■ **WRITTEN REQUEST**: Wherever the word "this" appears in the entries, copy the whole line.

■ **STORED ROWS**:

▬▬▬

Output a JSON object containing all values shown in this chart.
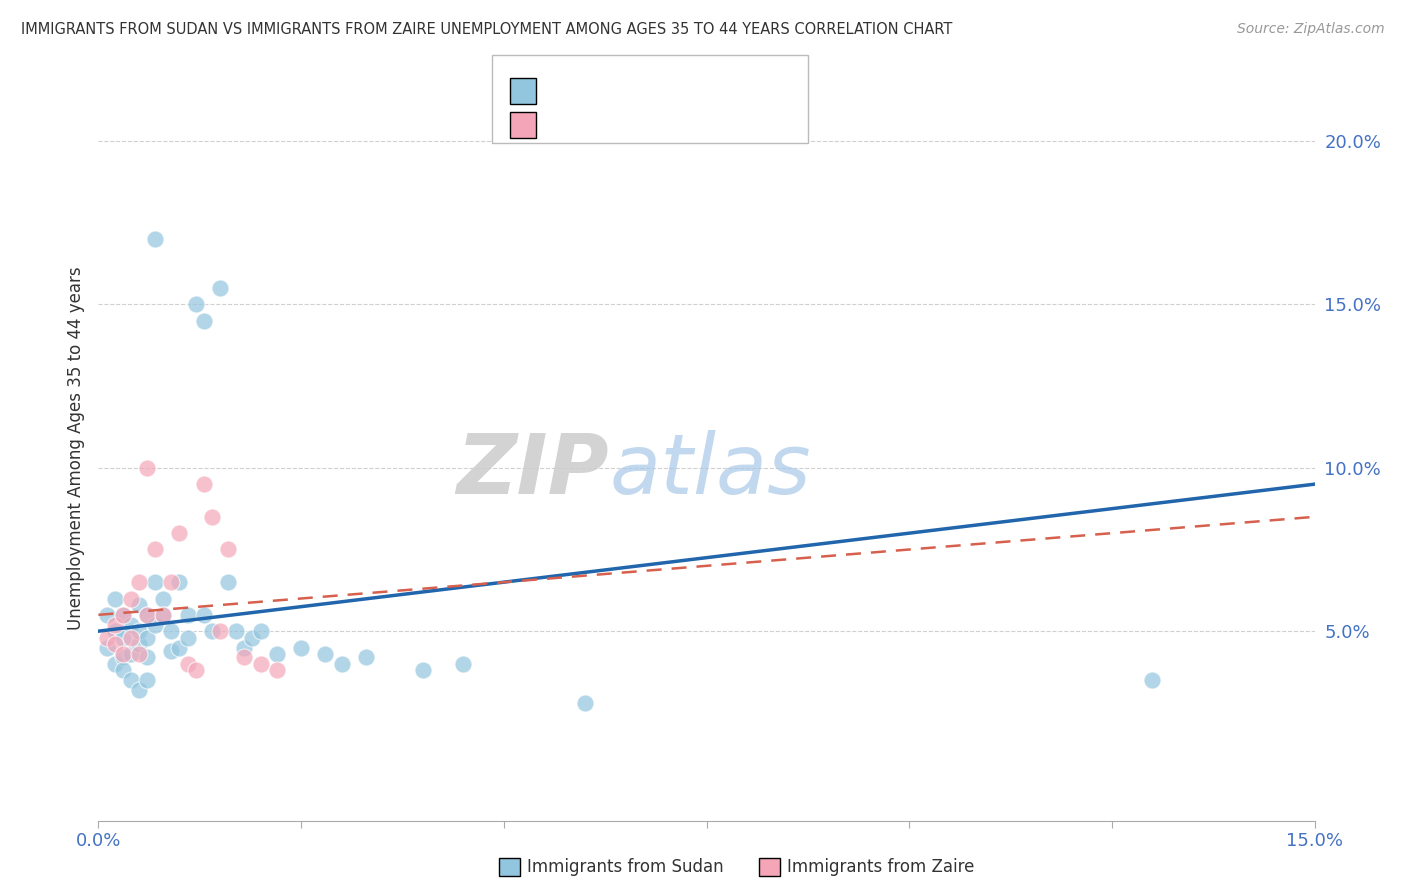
{
  "title": "IMMIGRANTS FROM SUDAN VS IMMIGRANTS FROM ZAIRE UNEMPLOYMENT AMONG AGES 35 TO 44 YEARS CORRELATION CHART",
  "source": "Source: ZipAtlas.com",
  "ylabel": "Unemployment Among Ages 35 to 44 years",
  "xlabel_label1": "Immigrants from Sudan",
  "xlabel_label2": "Immigrants from Zaire",
  "xlim": [
    0.0,
    0.15
  ],
  "ylim": [
    -0.008,
    0.22
  ],
  "yticks": [
    0.05,
    0.1,
    0.15,
    0.2
  ],
  "ytick_labels": [
    "5.0%",
    "10.0%",
    "15.0%",
    "20.0%"
  ],
  "xtick_positions": [
    0.0,
    0.025,
    0.05,
    0.075,
    0.1,
    0.125,
    0.15
  ],
  "color_sudan": "#92c5de",
  "color_zaire": "#f4a6b8",
  "color_line_sudan": "#2166ac",
  "color_line_zaire": "#d6604d",
  "sudan_x": [
    0.001,
    0.001,
    0.002,
    0.002,
    0.002,
    0.003,
    0.003,
    0.003,
    0.003,
    0.004,
    0.004,
    0.004,
    0.005,
    0.005,
    0.005,
    0.005,
    0.006,
    0.006,
    0.006,
    0.006,
    0.007,
    0.007,
    0.007,
    0.008,
    0.008,
    0.009,
    0.009,
    0.01,
    0.01,
    0.011,
    0.011,
    0.012,
    0.013,
    0.013,
    0.014,
    0.015,
    0.016,
    0.017,
    0.018,
    0.019,
    0.02,
    0.022,
    0.025,
    0.028,
    0.03,
    0.033,
    0.04,
    0.045,
    0.06,
    0.13
  ],
  "sudan_y": [
    0.045,
    0.055,
    0.05,
    0.04,
    0.06,
    0.055,
    0.042,
    0.048,
    0.038,
    0.052,
    0.035,
    0.043,
    0.058,
    0.046,
    0.032,
    0.05,
    0.055,
    0.048,
    0.042,
    0.035,
    0.17,
    0.065,
    0.052,
    0.06,
    0.055,
    0.05,
    0.044,
    0.065,
    0.045,
    0.055,
    0.048,
    0.15,
    0.145,
    0.055,
    0.05,
    0.155,
    0.065,
    0.05,
    0.045,
    0.048,
    0.05,
    0.043,
    0.045,
    0.043,
    0.04,
    0.042,
    0.038,
    0.04,
    0.028,
    0.035
  ],
  "zaire_x": [
    0.001,
    0.002,
    0.002,
    0.003,
    0.003,
    0.004,
    0.004,
    0.005,
    0.005,
    0.006,
    0.006,
    0.007,
    0.008,
    0.009,
    0.01,
    0.011,
    0.012,
    0.013,
    0.014,
    0.015,
    0.016,
    0.018,
    0.02,
    0.022
  ],
  "zaire_y": [
    0.048,
    0.052,
    0.046,
    0.055,
    0.043,
    0.06,
    0.048,
    0.065,
    0.043,
    0.1,
    0.055,
    0.075,
    0.055,
    0.065,
    0.08,
    0.04,
    0.038,
    0.095,
    0.085,
    0.05,
    0.075,
    0.042,
    0.04,
    0.038
  ],
  "bg_color": "#ffffff",
  "grid_color": "#d0d0d0"
}
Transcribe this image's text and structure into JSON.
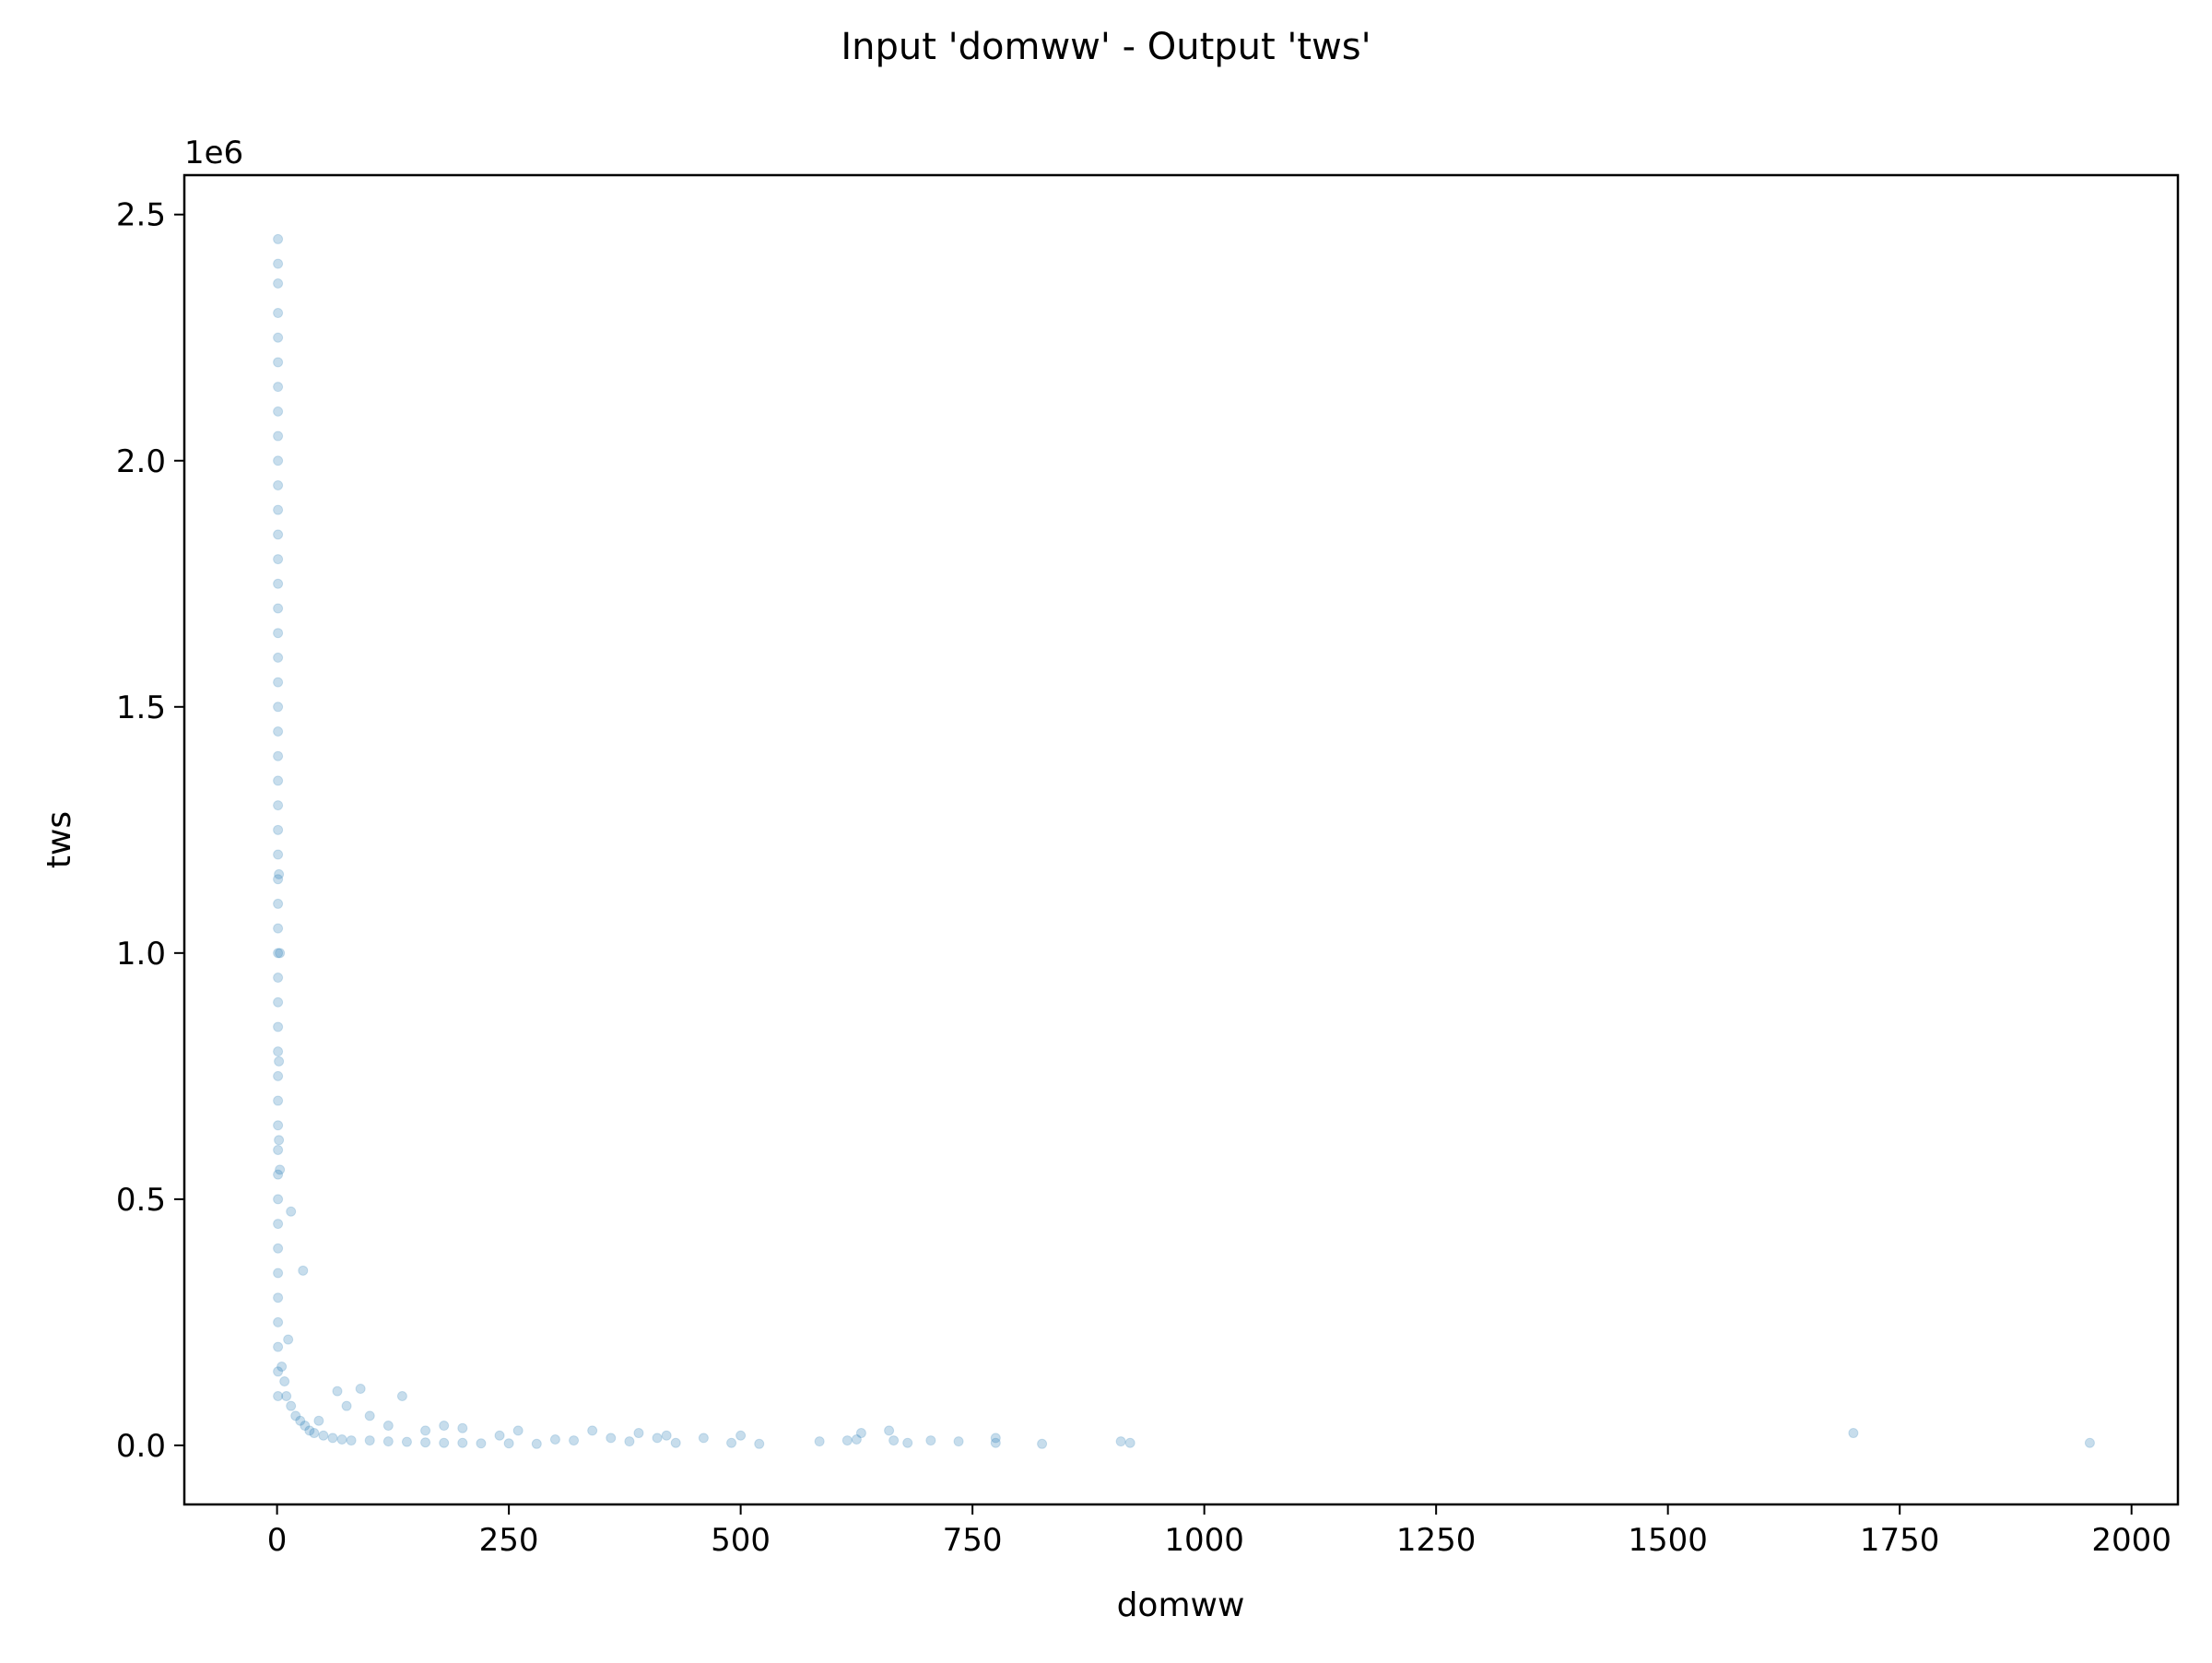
{
  "chart_data": {
    "type": "scatter",
    "title": "Input 'domww' - Output 'tws'",
    "xlabel": "domww",
    "ylabel": "tws",
    "y_offset_label": "1e6",
    "xlim": [
      -100,
      2050
    ],
    "ylim": [
      -120000,
      2580000
    ],
    "x_ticks": [
      0,
      250,
      500,
      750,
      1000,
      1250,
      1500,
      1750,
      2000
    ],
    "x_tick_labels": [
      "0",
      "250",
      "500",
      "750",
      "1000",
      "1250",
      "1500",
      "1750",
      "2000"
    ],
    "y_ticks": [
      0,
      500000,
      1000000,
      1500000,
      2000000,
      2500000
    ],
    "y_tick_labels": [
      "0.0",
      "0.5",
      "1.0",
      "1.5",
      "2.0",
      "2.5"
    ],
    "grid": false,
    "legend": false,
    "series": [
      {
        "color": "#1f77b4",
        "alpha": 0.25,
        "points": [
          [
            1,
            2450000
          ],
          [
            1,
            2400000
          ],
          [
            1,
            2360000
          ],
          [
            1,
            2300000
          ],
          [
            1,
            2250000
          ],
          [
            1,
            2200000
          ],
          [
            1,
            2150000
          ],
          [
            1,
            2100000
          ],
          [
            1,
            2050000
          ],
          [
            1,
            2000000
          ],
          [
            1,
            1950000
          ],
          [
            1,
            1900000
          ],
          [
            1,
            1850000
          ],
          [
            1,
            1800000
          ],
          [
            1,
            1750000
          ],
          [
            1,
            1700000
          ],
          [
            1,
            1650000
          ],
          [
            1,
            1600000
          ],
          [
            1,
            1550000
          ],
          [
            1,
            1500000
          ],
          [
            1,
            1450000
          ],
          [
            1,
            1400000
          ],
          [
            1,
            1350000
          ],
          [
            1,
            1300000
          ],
          [
            1,
            1250000
          ],
          [
            1,
            1200000
          ],
          [
            1,
            1150000
          ],
          [
            1,
            1100000
          ],
          [
            1,
            1050000
          ],
          [
            1,
            1000000
          ],
          [
            1,
            950000
          ],
          [
            1,
            900000
          ],
          [
            1,
            850000
          ],
          [
            1,
            800000
          ],
          [
            1,
            750000
          ],
          [
            1,
            700000
          ],
          [
            1,
            650000
          ],
          [
            1,
            600000
          ],
          [
            1,
            550000
          ],
          [
            1,
            500000
          ],
          [
            1,
            450000
          ],
          [
            1,
            400000
          ],
          [
            1,
            350000
          ],
          [
            1,
            300000
          ],
          [
            1,
            250000
          ],
          [
            1,
            200000
          ],
          [
            1,
            150000
          ],
          [
            1,
            100000
          ],
          [
            2,
            1160000
          ],
          [
            3,
            1000000
          ],
          [
            2,
            780000
          ],
          [
            2,
            620000
          ],
          [
            3,
            560000
          ],
          [
            15,
            475000
          ],
          [
            28,
            355000
          ],
          [
            12,
            215000
          ],
          [
            5,
            160000
          ],
          [
            8,
            130000
          ],
          [
            10,
            100000
          ],
          [
            15,
            80000
          ],
          [
            20,
            60000
          ],
          [
            25,
            50000
          ],
          [
            30,
            40000
          ],
          [
            35,
            30000
          ],
          [
            40,
            25000
          ],
          [
            50,
            20000
          ],
          [
            60,
            15000
          ],
          [
            70,
            12000
          ],
          [
            80,
            10000
          ],
          [
            100,
            10000
          ],
          [
            120,
            8000
          ],
          [
            140,
            7000
          ],
          [
            160,
            6000
          ],
          [
            180,
            5000
          ],
          [
            200,
            5000
          ],
          [
            220,
            4000
          ],
          [
            250,
            4000
          ],
          [
            280,
            3000
          ],
          [
            65,
            110000
          ],
          [
            90,
            115000
          ],
          [
            75,
            80000
          ],
          [
            100,
            60000
          ],
          [
            135,
            100000
          ],
          [
            45,
            50000
          ],
          [
            120,
            40000
          ],
          [
            160,
            30000
          ],
          [
            180,
            40000
          ],
          [
            200,
            35000
          ],
          [
            240,
            20000
          ],
          [
            260,
            30000
          ],
          [
            300,
            12000
          ],
          [
            320,
            10000
          ],
          [
            340,
            30000
          ],
          [
            360,
            15000
          ],
          [
            380,
            8000
          ],
          [
            390,
            25000
          ],
          [
            410,
            15000
          ],
          [
            420,
            20000
          ],
          [
            430,
            5000
          ],
          [
            460,
            15000
          ],
          [
            490,
            5000
          ],
          [
            500,
            20000
          ],
          [
            520,
            3000
          ],
          [
            585,
            8000
          ],
          [
            615,
            10000
          ],
          [
            625,
            12000
          ],
          [
            630,
            25000
          ],
          [
            660,
            30000
          ],
          [
            665,
            10000
          ],
          [
            680,
            5000
          ],
          [
            705,
            10000
          ],
          [
            735,
            8000
          ],
          [
            775,
            5000
          ],
          [
            775,
            15000
          ],
          [
            825,
            3000
          ],
          [
            910,
            8000
          ],
          [
            920,
            5000
          ],
          [
            1700,
            25000
          ],
          [
            1955,
            5000
          ]
        ]
      }
    ]
  }
}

▬▬▬

■ **REPLY TO THE TASK**:
Output a JSON object containing all values shown in this chart.
Transcribe this image's text and structure into JSON.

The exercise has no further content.